[Stored entries]
***
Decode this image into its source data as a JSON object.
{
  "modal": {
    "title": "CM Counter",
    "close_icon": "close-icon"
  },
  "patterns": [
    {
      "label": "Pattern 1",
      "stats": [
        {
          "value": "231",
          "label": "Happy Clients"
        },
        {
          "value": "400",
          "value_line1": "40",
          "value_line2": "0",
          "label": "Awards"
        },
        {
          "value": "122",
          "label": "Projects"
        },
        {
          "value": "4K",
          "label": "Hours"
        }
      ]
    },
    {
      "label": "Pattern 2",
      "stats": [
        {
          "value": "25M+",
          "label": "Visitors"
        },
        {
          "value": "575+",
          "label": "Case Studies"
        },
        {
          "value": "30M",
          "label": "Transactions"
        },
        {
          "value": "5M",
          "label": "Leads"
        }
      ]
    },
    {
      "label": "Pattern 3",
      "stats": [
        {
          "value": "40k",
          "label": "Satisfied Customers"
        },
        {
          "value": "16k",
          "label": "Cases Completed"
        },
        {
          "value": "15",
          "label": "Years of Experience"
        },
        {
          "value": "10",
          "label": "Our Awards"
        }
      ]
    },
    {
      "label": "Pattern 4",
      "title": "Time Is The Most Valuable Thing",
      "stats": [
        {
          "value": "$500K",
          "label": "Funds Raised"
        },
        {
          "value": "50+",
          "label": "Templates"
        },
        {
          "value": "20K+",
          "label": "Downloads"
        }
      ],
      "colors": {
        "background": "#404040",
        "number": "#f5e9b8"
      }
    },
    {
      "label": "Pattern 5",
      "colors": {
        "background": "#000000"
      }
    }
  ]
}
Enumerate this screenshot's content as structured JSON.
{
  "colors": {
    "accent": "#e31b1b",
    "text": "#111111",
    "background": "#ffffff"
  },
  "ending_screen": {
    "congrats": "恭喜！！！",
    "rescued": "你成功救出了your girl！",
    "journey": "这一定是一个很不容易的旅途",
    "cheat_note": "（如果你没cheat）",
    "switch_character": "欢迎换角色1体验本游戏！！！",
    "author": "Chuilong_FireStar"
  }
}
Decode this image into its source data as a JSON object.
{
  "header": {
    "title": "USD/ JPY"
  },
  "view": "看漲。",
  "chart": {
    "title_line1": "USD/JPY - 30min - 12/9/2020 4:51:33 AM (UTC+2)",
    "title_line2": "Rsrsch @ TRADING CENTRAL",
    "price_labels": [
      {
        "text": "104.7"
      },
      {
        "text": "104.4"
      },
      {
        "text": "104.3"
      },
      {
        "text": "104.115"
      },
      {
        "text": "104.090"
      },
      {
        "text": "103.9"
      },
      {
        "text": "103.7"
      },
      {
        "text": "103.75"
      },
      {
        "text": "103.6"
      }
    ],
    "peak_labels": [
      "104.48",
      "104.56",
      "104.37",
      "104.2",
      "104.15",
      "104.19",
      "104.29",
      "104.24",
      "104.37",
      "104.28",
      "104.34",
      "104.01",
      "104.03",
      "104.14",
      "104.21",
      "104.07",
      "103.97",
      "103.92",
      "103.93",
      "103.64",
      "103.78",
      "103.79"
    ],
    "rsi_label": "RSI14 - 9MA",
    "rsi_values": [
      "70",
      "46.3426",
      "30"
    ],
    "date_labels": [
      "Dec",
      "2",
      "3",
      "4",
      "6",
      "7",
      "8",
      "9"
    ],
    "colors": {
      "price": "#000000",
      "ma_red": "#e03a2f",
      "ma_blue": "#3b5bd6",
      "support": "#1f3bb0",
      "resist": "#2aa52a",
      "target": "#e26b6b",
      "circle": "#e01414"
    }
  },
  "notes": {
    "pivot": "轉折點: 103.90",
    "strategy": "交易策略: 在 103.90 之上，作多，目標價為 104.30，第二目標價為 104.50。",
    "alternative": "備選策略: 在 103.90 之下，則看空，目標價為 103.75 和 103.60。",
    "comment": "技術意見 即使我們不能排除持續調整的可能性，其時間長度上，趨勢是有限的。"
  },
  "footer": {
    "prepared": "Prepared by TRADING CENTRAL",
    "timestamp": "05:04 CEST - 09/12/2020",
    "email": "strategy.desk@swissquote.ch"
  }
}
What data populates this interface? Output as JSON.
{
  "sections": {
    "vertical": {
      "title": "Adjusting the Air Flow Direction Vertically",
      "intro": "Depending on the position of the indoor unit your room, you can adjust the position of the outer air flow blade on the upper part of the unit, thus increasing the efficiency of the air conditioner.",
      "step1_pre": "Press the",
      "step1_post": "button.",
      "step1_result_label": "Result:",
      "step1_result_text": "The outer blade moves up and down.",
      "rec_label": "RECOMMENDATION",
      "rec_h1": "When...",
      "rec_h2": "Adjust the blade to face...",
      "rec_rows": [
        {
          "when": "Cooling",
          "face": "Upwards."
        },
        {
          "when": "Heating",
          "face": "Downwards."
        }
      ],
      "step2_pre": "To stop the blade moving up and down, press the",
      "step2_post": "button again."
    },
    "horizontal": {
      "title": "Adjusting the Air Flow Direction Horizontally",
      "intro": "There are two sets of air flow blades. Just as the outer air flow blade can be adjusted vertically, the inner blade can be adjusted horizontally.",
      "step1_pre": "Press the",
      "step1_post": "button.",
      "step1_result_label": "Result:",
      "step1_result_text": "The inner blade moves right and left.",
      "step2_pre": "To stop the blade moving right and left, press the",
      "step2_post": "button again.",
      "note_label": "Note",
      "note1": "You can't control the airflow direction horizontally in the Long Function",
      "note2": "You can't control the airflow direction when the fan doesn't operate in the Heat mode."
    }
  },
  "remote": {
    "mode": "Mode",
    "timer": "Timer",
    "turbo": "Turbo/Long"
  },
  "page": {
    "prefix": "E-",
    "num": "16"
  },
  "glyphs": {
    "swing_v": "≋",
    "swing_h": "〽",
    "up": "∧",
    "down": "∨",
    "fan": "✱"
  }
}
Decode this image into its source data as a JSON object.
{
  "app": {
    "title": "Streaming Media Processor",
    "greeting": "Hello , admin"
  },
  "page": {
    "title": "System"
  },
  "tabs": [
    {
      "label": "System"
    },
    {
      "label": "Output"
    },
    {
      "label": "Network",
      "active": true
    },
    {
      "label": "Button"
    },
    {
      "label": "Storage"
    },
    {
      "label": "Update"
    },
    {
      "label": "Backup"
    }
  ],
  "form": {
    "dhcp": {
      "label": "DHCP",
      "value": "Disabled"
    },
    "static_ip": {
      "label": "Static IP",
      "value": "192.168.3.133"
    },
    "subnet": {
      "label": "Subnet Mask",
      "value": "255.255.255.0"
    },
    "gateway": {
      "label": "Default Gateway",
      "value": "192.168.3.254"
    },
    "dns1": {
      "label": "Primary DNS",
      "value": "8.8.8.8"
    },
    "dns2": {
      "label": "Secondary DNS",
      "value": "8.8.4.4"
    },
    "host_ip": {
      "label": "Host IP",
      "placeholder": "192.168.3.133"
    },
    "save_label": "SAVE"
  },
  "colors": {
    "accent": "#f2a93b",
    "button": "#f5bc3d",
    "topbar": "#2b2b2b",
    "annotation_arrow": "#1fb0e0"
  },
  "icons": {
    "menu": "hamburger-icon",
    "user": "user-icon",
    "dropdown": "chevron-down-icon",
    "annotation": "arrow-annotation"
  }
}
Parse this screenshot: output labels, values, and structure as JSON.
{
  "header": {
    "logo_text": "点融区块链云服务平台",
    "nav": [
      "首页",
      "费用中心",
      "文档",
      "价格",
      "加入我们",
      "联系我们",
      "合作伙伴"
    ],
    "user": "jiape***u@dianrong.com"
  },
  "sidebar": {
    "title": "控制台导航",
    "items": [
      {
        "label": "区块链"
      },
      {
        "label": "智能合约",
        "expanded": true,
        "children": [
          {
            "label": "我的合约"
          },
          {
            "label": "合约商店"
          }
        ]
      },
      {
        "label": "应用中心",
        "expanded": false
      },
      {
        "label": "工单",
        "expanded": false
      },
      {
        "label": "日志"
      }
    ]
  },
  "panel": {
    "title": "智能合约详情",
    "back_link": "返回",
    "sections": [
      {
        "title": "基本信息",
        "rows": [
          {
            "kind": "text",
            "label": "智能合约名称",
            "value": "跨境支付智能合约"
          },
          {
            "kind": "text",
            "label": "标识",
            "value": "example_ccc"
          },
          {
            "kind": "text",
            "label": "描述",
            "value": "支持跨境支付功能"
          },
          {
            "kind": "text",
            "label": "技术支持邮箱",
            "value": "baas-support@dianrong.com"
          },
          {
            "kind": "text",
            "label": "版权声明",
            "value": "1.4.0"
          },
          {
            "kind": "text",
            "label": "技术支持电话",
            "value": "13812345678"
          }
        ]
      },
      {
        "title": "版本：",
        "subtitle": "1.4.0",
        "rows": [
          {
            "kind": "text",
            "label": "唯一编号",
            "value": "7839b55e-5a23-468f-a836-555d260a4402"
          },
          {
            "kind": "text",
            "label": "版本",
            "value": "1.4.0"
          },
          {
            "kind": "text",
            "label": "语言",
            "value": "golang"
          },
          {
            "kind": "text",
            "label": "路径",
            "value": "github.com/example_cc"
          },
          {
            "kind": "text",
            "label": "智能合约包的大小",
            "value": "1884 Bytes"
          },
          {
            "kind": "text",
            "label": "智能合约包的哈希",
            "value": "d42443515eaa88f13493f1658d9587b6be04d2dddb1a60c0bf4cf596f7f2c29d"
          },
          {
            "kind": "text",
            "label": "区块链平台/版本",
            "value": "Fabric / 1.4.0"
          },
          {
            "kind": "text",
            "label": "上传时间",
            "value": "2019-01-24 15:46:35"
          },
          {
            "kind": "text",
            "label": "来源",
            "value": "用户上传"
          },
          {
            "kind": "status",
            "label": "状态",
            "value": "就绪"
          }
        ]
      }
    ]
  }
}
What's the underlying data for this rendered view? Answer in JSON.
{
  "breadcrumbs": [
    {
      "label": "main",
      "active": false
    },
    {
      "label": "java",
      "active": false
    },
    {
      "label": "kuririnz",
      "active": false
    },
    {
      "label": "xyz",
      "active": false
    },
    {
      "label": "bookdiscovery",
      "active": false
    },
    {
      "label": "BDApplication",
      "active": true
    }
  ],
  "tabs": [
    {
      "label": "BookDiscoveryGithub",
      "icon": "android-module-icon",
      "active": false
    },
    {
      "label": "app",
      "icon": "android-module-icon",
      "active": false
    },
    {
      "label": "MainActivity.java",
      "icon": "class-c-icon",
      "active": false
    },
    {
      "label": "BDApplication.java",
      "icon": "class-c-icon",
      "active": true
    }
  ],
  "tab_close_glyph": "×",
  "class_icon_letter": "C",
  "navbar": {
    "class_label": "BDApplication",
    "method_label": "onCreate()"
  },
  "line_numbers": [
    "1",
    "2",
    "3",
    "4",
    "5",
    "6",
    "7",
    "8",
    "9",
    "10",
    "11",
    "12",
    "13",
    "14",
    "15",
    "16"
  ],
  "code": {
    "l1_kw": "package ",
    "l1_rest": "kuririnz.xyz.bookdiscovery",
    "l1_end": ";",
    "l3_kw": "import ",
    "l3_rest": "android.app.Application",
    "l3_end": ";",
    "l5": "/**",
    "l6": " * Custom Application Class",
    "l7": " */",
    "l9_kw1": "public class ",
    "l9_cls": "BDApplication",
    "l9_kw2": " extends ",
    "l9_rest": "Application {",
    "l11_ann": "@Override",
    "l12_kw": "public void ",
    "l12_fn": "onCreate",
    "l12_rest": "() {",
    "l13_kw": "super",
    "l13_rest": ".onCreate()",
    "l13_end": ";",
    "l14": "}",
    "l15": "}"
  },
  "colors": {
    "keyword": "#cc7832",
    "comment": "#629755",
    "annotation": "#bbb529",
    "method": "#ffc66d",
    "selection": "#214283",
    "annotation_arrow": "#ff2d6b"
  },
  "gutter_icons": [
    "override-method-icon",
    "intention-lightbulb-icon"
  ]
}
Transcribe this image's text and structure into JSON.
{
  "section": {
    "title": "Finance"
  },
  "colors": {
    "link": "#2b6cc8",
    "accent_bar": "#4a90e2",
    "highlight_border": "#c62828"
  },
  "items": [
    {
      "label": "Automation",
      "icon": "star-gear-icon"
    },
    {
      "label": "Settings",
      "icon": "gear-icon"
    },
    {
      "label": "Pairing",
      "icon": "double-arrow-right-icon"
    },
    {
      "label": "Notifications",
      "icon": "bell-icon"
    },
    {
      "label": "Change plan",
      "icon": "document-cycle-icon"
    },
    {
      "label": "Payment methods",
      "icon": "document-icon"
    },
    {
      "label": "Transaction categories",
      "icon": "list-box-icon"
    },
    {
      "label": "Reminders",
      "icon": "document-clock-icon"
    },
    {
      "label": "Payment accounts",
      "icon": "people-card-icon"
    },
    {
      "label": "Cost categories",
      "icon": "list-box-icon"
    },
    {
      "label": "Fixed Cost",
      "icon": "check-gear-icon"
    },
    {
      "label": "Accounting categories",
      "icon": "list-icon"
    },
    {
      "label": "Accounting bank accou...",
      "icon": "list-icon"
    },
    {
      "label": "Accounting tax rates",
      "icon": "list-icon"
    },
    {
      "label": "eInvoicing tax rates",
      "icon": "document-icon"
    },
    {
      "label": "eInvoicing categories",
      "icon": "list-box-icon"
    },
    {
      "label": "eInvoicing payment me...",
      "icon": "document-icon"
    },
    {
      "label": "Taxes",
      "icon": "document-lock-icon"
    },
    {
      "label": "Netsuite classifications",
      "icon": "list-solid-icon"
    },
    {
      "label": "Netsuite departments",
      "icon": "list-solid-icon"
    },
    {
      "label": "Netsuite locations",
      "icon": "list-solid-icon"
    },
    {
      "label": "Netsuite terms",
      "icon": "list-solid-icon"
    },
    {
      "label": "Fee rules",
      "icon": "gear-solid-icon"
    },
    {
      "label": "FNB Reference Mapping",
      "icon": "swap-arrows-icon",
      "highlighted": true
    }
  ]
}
***
### Task directions
Find and count the lines of the data that include the string "moves", and report that figure by itself.

### Solution
2